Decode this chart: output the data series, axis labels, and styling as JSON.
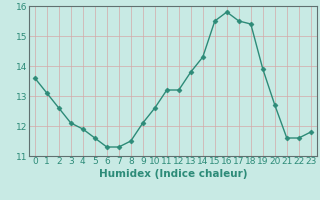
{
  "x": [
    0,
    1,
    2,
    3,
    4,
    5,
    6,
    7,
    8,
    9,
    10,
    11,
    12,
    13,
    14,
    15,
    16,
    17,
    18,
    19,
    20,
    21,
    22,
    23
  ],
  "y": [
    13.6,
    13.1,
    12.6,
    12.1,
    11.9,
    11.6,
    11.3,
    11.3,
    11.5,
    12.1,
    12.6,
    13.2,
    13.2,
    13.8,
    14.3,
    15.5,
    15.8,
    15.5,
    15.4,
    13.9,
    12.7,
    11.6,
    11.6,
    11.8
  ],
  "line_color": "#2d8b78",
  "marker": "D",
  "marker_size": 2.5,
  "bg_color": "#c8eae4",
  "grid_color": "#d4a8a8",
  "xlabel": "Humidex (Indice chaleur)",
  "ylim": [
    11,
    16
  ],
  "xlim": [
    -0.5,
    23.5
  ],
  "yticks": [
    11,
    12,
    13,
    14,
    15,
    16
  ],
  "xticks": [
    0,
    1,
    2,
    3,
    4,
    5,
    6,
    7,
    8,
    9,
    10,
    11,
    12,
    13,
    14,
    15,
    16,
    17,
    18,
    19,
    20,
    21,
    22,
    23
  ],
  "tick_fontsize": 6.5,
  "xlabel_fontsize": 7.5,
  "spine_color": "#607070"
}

○ ○ ○ ○

■ Task to complete: Write out each entry exactly as given, but skip the pictures.

■ Written solution:
Decode this chart: output the data series, axis labels, and styling as JSON.
{
  "x": [
    0,
    1,
    2,
    3,
    4,
    5,
    6,
    7,
    8,
    9,
    10,
    11,
    12,
    13,
    14,
    15,
    16,
    17,
    18,
    19,
    20,
    21,
    22,
    23
  ],
  "y": [
    13.6,
    13.1,
    12.6,
    12.1,
    11.9,
    11.6,
    11.3,
    11.3,
    11.5,
    12.1,
    12.6,
    13.2,
    13.2,
    13.8,
    14.3,
    15.5,
    15.8,
    15.5,
    15.4,
    13.9,
    12.7,
    11.6,
    11.6,
    11.8
  ],
  "line_color": "#2d8b78",
  "marker": "D",
  "marker_size": 2.5,
  "bg_color": "#c8eae4",
  "grid_color": "#d4a8a8",
  "xlabel": "Humidex (Indice chaleur)",
  "ylim": [
    11,
    16
  ],
  "xlim": [
    -0.5,
    23.5
  ],
  "yticks": [
    11,
    12,
    13,
    14,
    15,
    16
  ],
  "xticks": [
    0,
    1,
    2,
    3,
    4,
    5,
    6,
    7,
    8,
    9,
    10,
    11,
    12,
    13,
    14,
    15,
    16,
    17,
    18,
    19,
    20,
    21,
    22,
    23
  ],
  "tick_fontsize": 6.5,
  "xlabel_fontsize": 7.5,
  "spine_color": "#607070"
}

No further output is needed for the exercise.